(To be done)
In the material below, identify each line bearing the word "Timolol". Reproduce those lines.

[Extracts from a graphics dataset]
-------

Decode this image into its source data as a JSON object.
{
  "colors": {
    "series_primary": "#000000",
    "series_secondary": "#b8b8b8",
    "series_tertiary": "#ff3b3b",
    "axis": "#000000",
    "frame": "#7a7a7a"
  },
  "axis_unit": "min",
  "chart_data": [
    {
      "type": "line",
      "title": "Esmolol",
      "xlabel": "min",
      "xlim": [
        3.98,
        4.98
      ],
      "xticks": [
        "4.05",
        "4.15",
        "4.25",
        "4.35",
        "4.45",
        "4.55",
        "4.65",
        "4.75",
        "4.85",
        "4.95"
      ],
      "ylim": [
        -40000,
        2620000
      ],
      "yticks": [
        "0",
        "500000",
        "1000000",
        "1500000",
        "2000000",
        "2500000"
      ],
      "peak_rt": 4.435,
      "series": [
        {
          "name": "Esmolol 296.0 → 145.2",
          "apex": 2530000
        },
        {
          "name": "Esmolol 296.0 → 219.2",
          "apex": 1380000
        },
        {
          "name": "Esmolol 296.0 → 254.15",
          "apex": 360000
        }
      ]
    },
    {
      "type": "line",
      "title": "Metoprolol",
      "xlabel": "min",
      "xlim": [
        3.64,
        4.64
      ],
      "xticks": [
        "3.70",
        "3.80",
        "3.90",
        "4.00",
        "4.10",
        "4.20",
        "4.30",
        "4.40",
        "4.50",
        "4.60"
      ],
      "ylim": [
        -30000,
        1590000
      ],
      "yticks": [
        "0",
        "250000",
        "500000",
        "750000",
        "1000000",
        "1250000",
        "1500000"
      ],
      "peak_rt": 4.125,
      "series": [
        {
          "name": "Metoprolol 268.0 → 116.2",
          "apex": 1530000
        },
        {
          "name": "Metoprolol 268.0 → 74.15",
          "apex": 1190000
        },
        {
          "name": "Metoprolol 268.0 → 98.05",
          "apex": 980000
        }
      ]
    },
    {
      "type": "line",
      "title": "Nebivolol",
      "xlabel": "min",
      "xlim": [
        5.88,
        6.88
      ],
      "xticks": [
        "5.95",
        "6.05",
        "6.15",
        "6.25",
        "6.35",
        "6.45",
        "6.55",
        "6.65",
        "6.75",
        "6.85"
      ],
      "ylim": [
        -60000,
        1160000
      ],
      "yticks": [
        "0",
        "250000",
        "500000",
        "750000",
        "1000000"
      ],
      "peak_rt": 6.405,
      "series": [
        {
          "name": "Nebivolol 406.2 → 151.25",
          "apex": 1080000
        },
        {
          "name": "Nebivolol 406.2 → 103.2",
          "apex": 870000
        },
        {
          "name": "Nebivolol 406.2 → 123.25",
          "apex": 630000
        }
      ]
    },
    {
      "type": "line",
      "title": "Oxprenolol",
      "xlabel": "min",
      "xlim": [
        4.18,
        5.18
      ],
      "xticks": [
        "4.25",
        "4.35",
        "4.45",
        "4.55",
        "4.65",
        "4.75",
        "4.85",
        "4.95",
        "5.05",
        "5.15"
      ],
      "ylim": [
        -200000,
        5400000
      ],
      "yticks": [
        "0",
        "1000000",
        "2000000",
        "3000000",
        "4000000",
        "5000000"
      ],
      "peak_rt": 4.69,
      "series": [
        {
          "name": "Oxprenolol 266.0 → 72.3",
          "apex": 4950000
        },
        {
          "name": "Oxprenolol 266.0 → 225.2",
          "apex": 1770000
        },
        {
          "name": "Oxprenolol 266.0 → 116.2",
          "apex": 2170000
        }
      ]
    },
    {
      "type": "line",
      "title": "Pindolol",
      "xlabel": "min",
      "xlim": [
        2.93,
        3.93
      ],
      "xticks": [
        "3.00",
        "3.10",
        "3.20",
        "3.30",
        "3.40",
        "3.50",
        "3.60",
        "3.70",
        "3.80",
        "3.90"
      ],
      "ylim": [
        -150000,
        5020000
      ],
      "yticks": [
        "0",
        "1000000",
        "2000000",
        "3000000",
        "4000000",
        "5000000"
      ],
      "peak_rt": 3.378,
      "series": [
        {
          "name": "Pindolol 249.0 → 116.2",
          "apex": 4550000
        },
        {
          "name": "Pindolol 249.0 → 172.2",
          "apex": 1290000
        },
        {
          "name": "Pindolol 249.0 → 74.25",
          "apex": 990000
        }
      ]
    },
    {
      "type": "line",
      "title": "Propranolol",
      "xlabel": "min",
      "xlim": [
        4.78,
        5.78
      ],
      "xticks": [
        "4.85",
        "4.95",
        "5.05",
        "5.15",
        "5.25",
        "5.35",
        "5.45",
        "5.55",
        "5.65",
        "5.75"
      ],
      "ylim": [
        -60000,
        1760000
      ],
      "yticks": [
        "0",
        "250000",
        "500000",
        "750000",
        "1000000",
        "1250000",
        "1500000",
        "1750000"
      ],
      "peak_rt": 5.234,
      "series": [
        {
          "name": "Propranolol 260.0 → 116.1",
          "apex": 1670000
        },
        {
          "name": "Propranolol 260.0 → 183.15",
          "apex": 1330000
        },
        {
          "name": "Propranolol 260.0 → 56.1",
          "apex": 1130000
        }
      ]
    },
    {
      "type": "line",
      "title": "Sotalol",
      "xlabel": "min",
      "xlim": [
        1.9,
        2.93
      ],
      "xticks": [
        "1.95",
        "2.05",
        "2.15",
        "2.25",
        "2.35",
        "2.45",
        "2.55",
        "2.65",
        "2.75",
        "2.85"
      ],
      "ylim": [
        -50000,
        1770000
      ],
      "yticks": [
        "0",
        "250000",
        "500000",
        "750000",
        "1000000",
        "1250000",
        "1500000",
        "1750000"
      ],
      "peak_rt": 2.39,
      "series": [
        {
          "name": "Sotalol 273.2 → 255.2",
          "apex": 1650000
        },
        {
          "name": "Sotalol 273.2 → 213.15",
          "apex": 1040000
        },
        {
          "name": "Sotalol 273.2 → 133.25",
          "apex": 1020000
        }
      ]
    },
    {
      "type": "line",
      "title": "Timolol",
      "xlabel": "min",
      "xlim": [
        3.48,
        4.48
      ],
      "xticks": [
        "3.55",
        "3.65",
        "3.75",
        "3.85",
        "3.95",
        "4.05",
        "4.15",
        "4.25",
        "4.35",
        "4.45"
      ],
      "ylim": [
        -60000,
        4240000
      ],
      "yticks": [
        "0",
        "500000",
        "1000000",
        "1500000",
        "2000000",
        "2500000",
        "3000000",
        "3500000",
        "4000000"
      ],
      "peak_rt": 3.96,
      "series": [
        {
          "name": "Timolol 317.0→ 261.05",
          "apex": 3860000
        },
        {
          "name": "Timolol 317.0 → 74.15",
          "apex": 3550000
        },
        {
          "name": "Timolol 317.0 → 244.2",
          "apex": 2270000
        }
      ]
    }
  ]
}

-------

(Exercise solution)
      "title": "Timolol",
          "name": "Timolol 317.0→ 261.05",
          "name": "Timolol 317.0 → 74.15",
          "name": "Timolol 317.0 → 244.2",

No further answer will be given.